**Written instruction**
What follows is a set of entries. Give them again exactly, without the pictures.

------

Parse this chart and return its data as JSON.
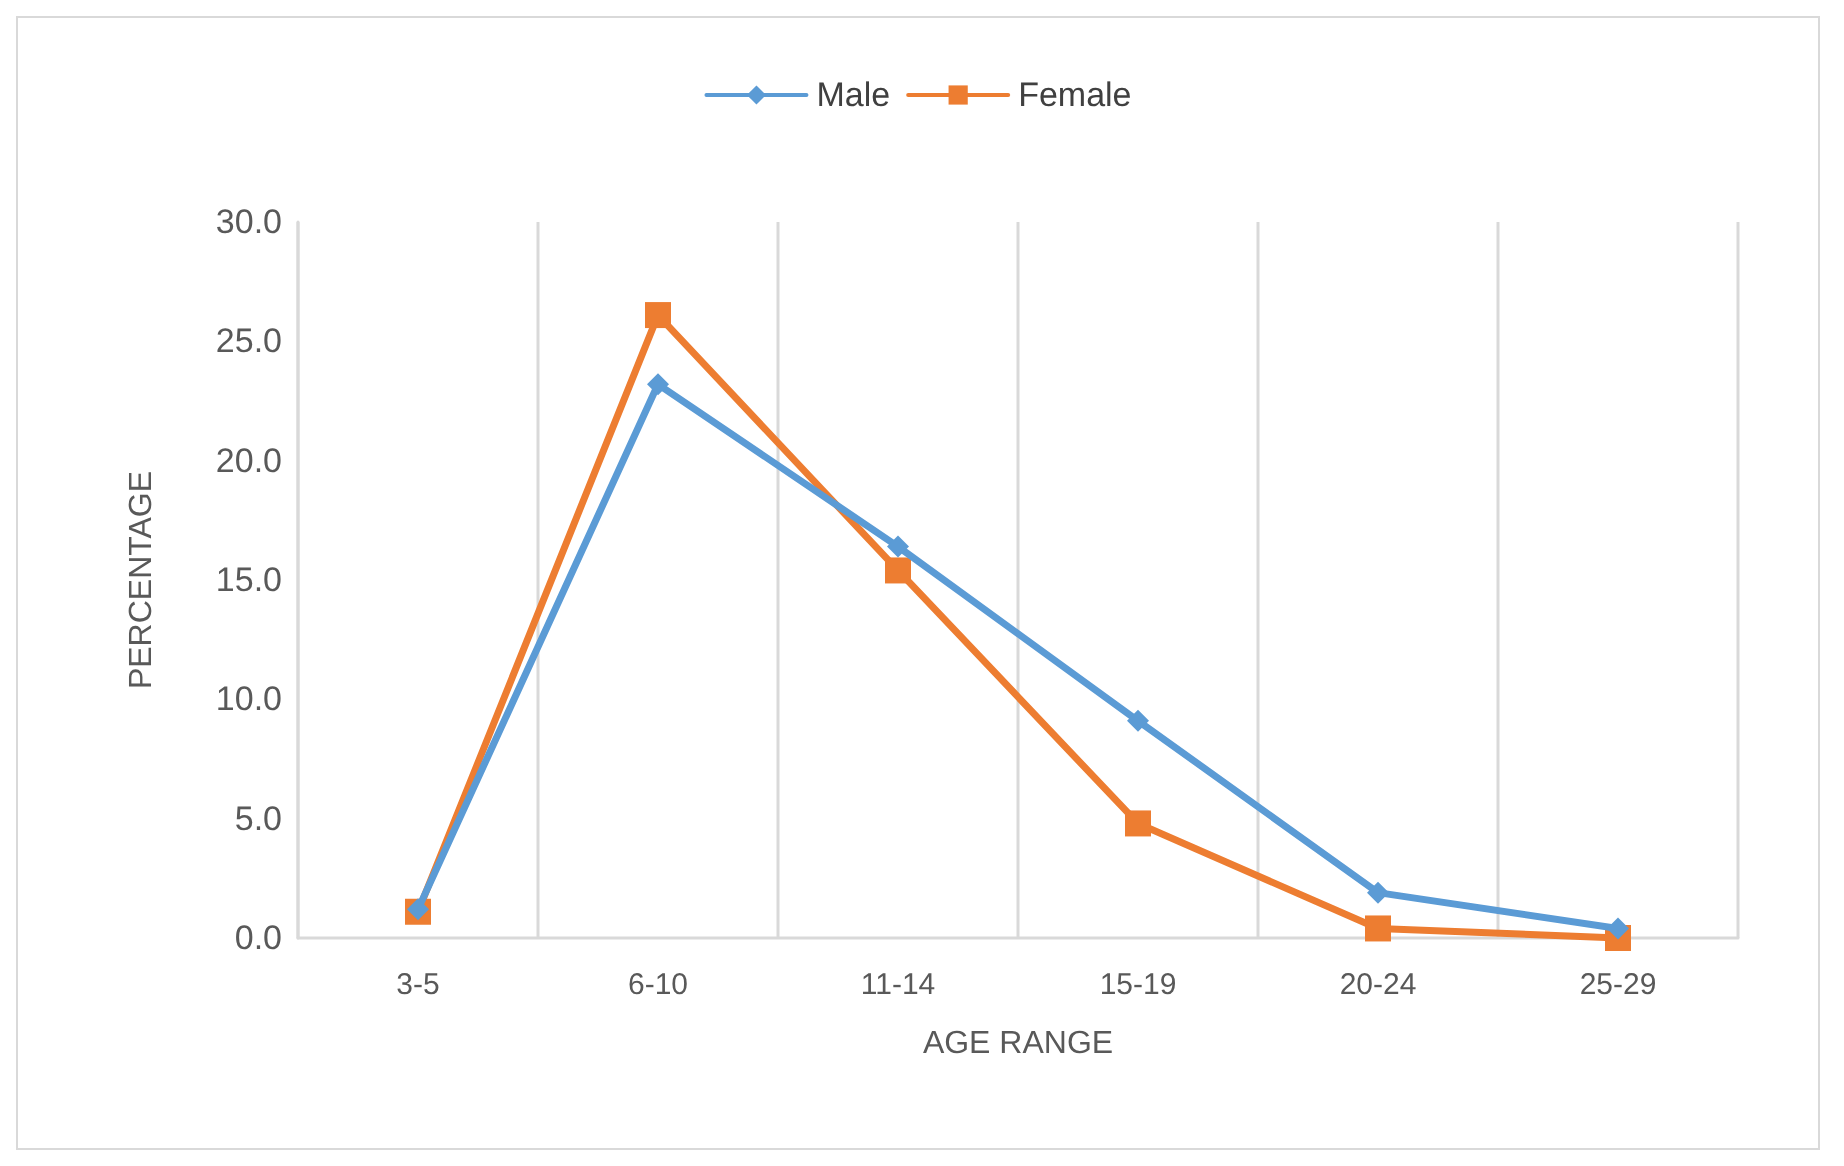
{
  "chart_data": {
    "type": "line",
    "xlabel": "AGE RANGE",
    "ylabel": "PERCENTAGE",
    "categories": [
      "3-5",
      "6-10",
      "11-14",
      "15-19",
      "20-24",
      "25-29"
    ],
    "series": [
      {
        "name": "Male",
        "color": "#5b9bd5",
        "marker": "diamond",
        "values": [
          1.2,
          23.2,
          16.4,
          9.1,
          1.9,
          0.4
        ]
      },
      {
        "name": "Female",
        "color": "#ed7d31",
        "marker": "square",
        "values": [
          1.1,
          26.1,
          15.4,
          4.8,
          0.4,
          0.0
        ]
      }
    ],
    "ylim": [
      0,
      30
    ],
    "yticks": [
      {
        "value": 0,
        "label": "0.0"
      },
      {
        "value": 5,
        "label": "5.0"
      },
      {
        "value": 10,
        "label": "10.0"
      },
      {
        "value": 15,
        "label": "15.0"
      },
      {
        "value": 20,
        "label": "20.0"
      },
      {
        "value": 25,
        "label": "25.0"
      },
      {
        "value": 30,
        "label": "30.0"
      }
    ],
    "grid": "x",
    "legend": "top",
    "line_style": "solid"
  }
}
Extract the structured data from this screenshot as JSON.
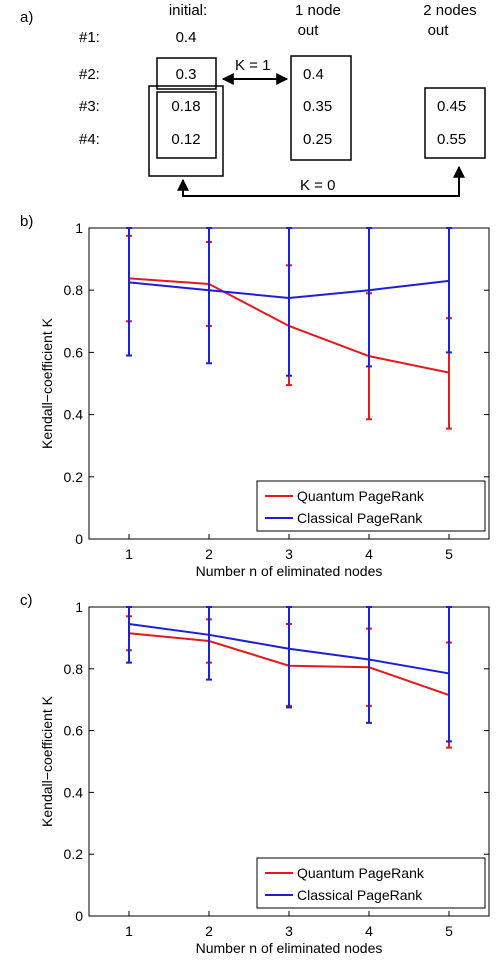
{
  "panel_a": {
    "label": "a)",
    "col_headers": [
      "initial:",
      "1 node\nout",
      "2 nodes\nout"
    ],
    "row_labels": [
      "#1:",
      "#2:",
      "#3:",
      "#4:"
    ],
    "initial": [
      "0.4",
      "0.3",
      "0.18",
      "0.12"
    ],
    "one_out": [
      "0.4",
      "0.35",
      "0.25"
    ],
    "two_out": [
      "0.45",
      "0.55"
    ],
    "k1_label": "K = 1",
    "k0_label": "K = 0"
  },
  "chart_data": [
    {
      "panel": "b)",
      "type": "line",
      "xlabel": "Number n of eliminated nodes",
      "ylabel": "Kendall−coefficient K",
      "x": [
        1,
        2,
        3,
        4,
        5
      ],
      "xlim": [
        0.5,
        5.5
      ],
      "ylim": [
        0,
        1
      ],
      "xticks": [
        "1",
        "2",
        "3",
        "4",
        "5"
      ],
      "yticks": [
        "0",
        "0.2",
        "0.4",
        "0.6",
        "0.8",
        "1"
      ],
      "legend_position": "bottom-right",
      "series": [
        {
          "name": "Quantum PageRank",
          "color": "#e31a1c",
          "values": [
            0.838,
            0.82,
            0.685,
            0.588,
            0.535
          ],
          "err_low": [
            0.7,
            0.685,
            0.495,
            0.385,
            0.355
          ],
          "err_high": [
            0.975,
            0.955,
            0.88,
            0.79,
            0.71
          ]
        },
        {
          "name": "Classical PageRank",
          "color": "#1f1fd6",
          "values": [
            0.825,
            0.8,
            0.775,
            0.8,
            0.83
          ],
          "err_low": [
            0.59,
            0.565,
            0.525,
            0.555,
            0.6
          ],
          "err_high": [
            1.0,
            1.0,
            1.0,
            1.0,
            1.0
          ]
        }
      ]
    },
    {
      "panel": "c)",
      "type": "line",
      "xlabel": "Number n of eliminated nodes",
      "ylabel": "Kendall−coefficient K",
      "x": [
        1,
        2,
        3,
        4,
        5
      ],
      "xlim": [
        0.5,
        5.5
      ],
      "ylim": [
        0,
        1
      ],
      "xticks": [
        "1",
        "2",
        "3",
        "4",
        "5"
      ],
      "yticks": [
        "0",
        "0.2",
        "0.4",
        "0.6",
        "0.8",
        "1"
      ],
      "legend_position": "bottom-right",
      "series": [
        {
          "name": "Quantum PageRank",
          "color": "#e31a1c",
          "values": [
            0.915,
            0.89,
            0.81,
            0.805,
            0.715
          ],
          "err_low": [
            0.86,
            0.82,
            0.68,
            0.68,
            0.545
          ],
          "err_high": [
            0.97,
            0.96,
            0.945,
            0.93,
            0.885
          ]
        },
        {
          "name": "Classical PageRank",
          "color": "#1f1fd6",
          "values": [
            0.945,
            0.91,
            0.865,
            0.83,
            0.785
          ],
          "err_low": [
            0.82,
            0.765,
            0.675,
            0.625,
            0.565
          ],
          "err_high": [
            1.0,
            1.0,
            1.0,
            1.0,
            1.0
          ]
        }
      ]
    }
  ]
}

------

**Exercise response**
Parse this chart and return its data as JSON.
{
  "chart_data": {
    "type": "line",
    "xlabel": "AGE RANGE",
    "ylabel": "PERCENTAGE",
    "categories": [
      "3-5",
      "6-10",
      "11-14",
      "15-19",
      "20-24",
      "25-29"
    ],
    "series": [
      {
        "name": "Male",
        "color": "#5b9bd5",
        "marker": "diamond",
        "values": [
          1.2,
          23.2,
          16.4,
          9.1,
          1.9,
          0.4
        ]
      },
      {
        "name": "Female",
        "color": "#ed7d31",
        "marker": "square",
        "values": [
          1.1,
          26.1,
          15.4,
          4.8,
          0.4,
          0.0
        ]
      }
    ],
    "ylim": [
      0,
      30
    ],
    "yticks": [
      {
        "value": 0,
        "label": "0.0"
      },
      {
        "value": 5,
        "label": "5.0"
      },
      {
        "value": 10,
        "label": "10.0"
      },
      {
        "value": 15,
        "label": "15.0"
      },
      {
        "value": 20,
        "label": "20.0"
      },
      {
        "value": 25,
        "label": "25.0"
      },
      {
        "value": 30,
        "label": "30.0"
      }
    ],
    "grid": "x",
    "legend": "top",
    "line_style": "solid"
  }
}
Extract the structured data from this screenshot as JSON.
{
  "panel_a": {
    "label": "a)",
    "col_headers": [
      "initial:",
      "1 node\nout",
      "2 nodes\nout"
    ],
    "row_labels": [
      "#1:",
      "#2:",
      "#3:",
      "#4:"
    ],
    "initial": [
      "0.4",
      "0.3",
      "0.18",
      "0.12"
    ],
    "one_out": [
      "0.4",
      "0.35",
      "0.25"
    ],
    "two_out": [
      "0.45",
      "0.55"
    ],
    "k1_label": "K = 1",
    "k0_label": "K = 0"
  },
  "chart_data": [
    {
      "panel": "b)",
      "type": "line",
      "xlabel": "Number n of eliminated nodes",
      "ylabel": "Kendall−coefficient K",
      "x": [
        1,
        2,
        3,
        4,
        5
      ],
      "xlim": [
        0.5,
        5.5
      ],
      "ylim": [
        0,
        1
      ],
      "xticks": [
        "1",
        "2",
        "3",
        "4",
        "5"
      ],
      "yticks": [
        "0",
        "0.2",
        "0.4",
        "0.6",
        "0.8",
        "1"
      ],
      "legend_position": "bottom-right",
      "series": [
        {
          "name": "Quantum PageRank",
          "color": "#e31a1c",
          "values": [
            0.838,
            0.82,
            0.685,
            0.588,
            0.535
          ],
          "err_low": [
            0.7,
            0.685,
            0.495,
            0.385,
            0.355
          ],
          "err_high": [
            0.975,
            0.955,
            0.88,
            0.79,
            0.71
          ]
        },
        {
          "name": "Classical PageRank",
          "color": "#1f1fd6",
          "values": [
            0.825,
            0.8,
            0.775,
            0.8,
            0.83
          ],
          "err_low": [
            0.59,
            0.565,
            0.525,
            0.555,
            0.6
          ],
          "err_high": [
            1.0,
            1.0,
            1.0,
            1.0,
            1.0
          ]
        }
      ]
    },
    {
      "panel": "c)",
      "type": "line",
      "xlabel": "Number n of eliminated nodes",
      "ylabel": "Kendall−coefficient K",
      "x": [
        1,
        2,
        3,
        4,
        5
      ],
      "xlim": [
        0.5,
        5.5
      ],
      "ylim": [
        0,
        1
      ],
      "xticks": [
        "1",
        "2",
        "3",
        "4",
        "5"
      ],
      "yticks": [
        "0",
        "0.2",
        "0.4",
        "0.6",
        "0.8",
        "1"
      ],
      "legend_position": "bottom-right",
      "series": [
        {
          "name": "Quantum PageRank",
          "color": "#e31a1c",
          "values": [
            0.915,
            0.89,
            0.81,
            0.805,
            0.715
          ],
          "err_low": [
            0.86,
            0.82,
            0.68,
            0.68,
            0.545
          ],
          "err_high": [
            0.97,
            0.96,
            0.945,
            0.93,
            0.885
          ]
        },
        {
          "name": "Classical PageRank",
          "color": "#1f1fd6",
          "values": [
            0.945,
            0.91,
            0.865,
            0.83,
            0.785
          ],
          "err_low": [
            0.82,
            0.765,
            0.675,
            0.625,
            0.565
          ],
          "err_high": [
            1.0,
            1.0,
            1.0,
            1.0,
            1.0
          ]
        }
      ]
    }
  ]
}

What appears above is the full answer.